* **Set task**: Produce the listing below again, exactly as shown.

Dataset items
┌──

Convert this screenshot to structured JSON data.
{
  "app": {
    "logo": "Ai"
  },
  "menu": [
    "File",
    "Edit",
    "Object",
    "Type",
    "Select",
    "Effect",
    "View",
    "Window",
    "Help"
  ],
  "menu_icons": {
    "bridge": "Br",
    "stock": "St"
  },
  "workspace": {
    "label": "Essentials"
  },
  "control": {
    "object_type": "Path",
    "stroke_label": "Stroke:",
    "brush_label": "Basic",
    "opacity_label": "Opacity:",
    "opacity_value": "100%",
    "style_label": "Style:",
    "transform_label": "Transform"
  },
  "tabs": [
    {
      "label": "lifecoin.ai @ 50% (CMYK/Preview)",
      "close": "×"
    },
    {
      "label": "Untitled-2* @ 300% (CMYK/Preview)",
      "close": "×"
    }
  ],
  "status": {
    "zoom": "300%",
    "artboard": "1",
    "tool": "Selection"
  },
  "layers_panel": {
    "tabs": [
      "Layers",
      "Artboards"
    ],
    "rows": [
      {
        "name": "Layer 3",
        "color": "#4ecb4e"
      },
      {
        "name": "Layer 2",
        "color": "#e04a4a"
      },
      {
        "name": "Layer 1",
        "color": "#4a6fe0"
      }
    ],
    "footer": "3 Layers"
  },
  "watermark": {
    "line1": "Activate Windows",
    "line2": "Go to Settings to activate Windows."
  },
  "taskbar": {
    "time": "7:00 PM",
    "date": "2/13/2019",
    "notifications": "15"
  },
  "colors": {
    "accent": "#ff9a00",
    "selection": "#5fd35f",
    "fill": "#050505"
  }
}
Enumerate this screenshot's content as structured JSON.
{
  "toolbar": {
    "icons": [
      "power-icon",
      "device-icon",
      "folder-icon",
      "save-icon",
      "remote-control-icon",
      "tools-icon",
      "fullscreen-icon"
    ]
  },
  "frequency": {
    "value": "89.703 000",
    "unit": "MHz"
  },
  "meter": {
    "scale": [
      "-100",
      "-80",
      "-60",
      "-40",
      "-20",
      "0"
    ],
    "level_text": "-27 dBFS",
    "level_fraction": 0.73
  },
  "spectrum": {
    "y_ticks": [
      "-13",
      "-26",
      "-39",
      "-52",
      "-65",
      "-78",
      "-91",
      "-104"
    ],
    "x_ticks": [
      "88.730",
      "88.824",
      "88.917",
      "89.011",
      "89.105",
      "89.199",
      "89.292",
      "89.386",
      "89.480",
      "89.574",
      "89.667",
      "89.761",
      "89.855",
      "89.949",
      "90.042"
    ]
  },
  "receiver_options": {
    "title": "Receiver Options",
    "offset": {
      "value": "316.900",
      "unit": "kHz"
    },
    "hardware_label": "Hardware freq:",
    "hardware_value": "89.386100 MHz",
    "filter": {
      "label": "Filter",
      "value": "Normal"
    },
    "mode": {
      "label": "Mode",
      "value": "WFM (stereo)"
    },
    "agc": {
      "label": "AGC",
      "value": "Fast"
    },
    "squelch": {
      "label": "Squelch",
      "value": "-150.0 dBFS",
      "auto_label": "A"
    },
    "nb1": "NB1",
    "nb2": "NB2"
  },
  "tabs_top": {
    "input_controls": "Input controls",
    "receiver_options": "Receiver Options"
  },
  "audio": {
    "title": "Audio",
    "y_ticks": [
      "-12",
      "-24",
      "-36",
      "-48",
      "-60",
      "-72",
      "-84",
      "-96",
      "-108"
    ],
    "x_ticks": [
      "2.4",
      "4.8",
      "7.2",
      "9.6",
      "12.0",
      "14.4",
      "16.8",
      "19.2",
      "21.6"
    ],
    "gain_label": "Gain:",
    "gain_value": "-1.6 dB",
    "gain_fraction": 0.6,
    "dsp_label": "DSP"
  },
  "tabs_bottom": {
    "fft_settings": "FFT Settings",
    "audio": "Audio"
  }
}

└──

* **Problem solution**:
Convert this screenshot to structured JSON data.
{
  "app": {
    "logo": "Ai"
  },
  "menu": [
    "File",
    "Edit",
    "Object",
    "Type",
    "Select",
    "Effect",
    "View",
    "Window",
    "Help"
  ],
  "menu_icons": {
    "bridge": "Br",
    "stock": "St"
  },
  "workspace": {
    "label": "Essentials"
  },
  "control": {
    "object_type": "Path",
    "stroke_label": "Stroke:",
    "brush_label": "Basic",
    "opacity_label": "Opacity:",
    "opacity_value": "100%",
    "style_label": "Style:",
    "transform_label": "Transform"
  },
  "tabs": [
    {
      "label": "lifecoin.ai @ 50% (CMYK/Preview)",
      "close": "×"
    },
    {
      "label": "Untitled-2* @ 300% (CMYK/Preview)",
      "close": "×"
    }
  ],
  "status": {
    "zoom": "300%",
    "artboard": "1",
    "tool": "Selection"
  },
  "layers_panel": {
    "tabs": [
      "Layers",
      "Artboards"
    ],
    "rows": [
      {
        "name": "Layer 3",
        "color": "#4ecb4e"
      },
      {
        "name": "Layer 2",
        "color": "#e04a4a"
      },
      {
        "name": "Layer 1",
        "color": "#4a6fe0"
      }
    ],
    "footer": "3 Layers"
  },
  "watermark": {
    "line1": "Activate Windows",
    "line2": "Go to Settings to activate Windows."
  },
  "taskbar": {
    "time": "7:00 PM",
    "date": "2/13/2019",
    "notifications": "15"
  },
  "colors": {
    "accent": "#ff9a00",
    "selection": "#5fd35f",
    "fill": "#050505"
  }
}
Enumerate this screenshot's content as structured JSON.
{
  "toolbar": {
    "icons": [
      "power-icon",
      "device-icon",
      "folder-icon",
      "save-icon",
      "remote-control-icon",
      "tools-icon",
      "fullscreen-icon"
    ]
  },
  "frequency": {
    "value": "89.703 000",
    "unit": "MHz"
  },
  "meter": {
    "scale": [
      "-100",
      "-80",
      "-60",
      "-40",
      "-20",
      "0"
    ],
    "level_text": "-27 dBFS",
    "level_fraction": 0.73
  },
  "spectrum": {
    "y_ticks": [
      "-13",
      "-26",
      "-39",
      "-52",
      "-65",
      "-78",
      "-91",
      "-104"
    ],
    "x_ticks": [
      "88.730",
      "88.824",
      "88.917",
      "89.011",
      "89.105",
      "89.199",
      "89.292",
      "89.386",
      "89.480",
      "89.574",
      "89.667",
      "89.761",
      "89.855",
      "89.949",
      "90.042"
    ]
  },
  "receiver_options": {
    "title": "Receiver Options",
    "offset": {
      "value": "316.900",
      "unit": "kHz"
    },
    "hardware_label": "Hardware freq:",
    "hardware_value": "89.386100 MHz",
    "filter": {
      "label": "Filter",
      "value": "Normal"
    },
    "mode": {
      "label": "Mode",
      "value": "WFM (stereo)"
    },
    "agc": {
      "label": "AGC",
      "value": "Fast"
    },
    "squelch": {
      "label": "Squelch",
      "value": "-150.0 dBFS",
      "auto_label": "A"
    },
    "nb1": "NB1",
    "nb2": "NB2"
  },
  "tabs_top": {
    "input_controls": "Input controls",
    "receiver_options": "Receiver Options"
  },
  "audio": {
    "title": "Audio",
    "y_ticks": [
      "-12",
      "-24",
      "-36",
      "-48",
      "-60",
      "-72",
      "-84",
      "-96",
      "-108"
    ],
    "x_ticks": [
      "2.4",
      "4.8",
      "7.2",
      "9.6",
      "12.0",
      "14.4",
      "16.8",
      "19.2",
      "21.6"
    ],
    "gain_label": "Gain:",
    "gain_value": "-1.6 dB",
    "gain_fraction": 0.6,
    "dsp_label": "DSP"
  },
  "tabs_bottom": {
    "fft_settings": "FFT Settings",
    "audio": "Audio"
  }
}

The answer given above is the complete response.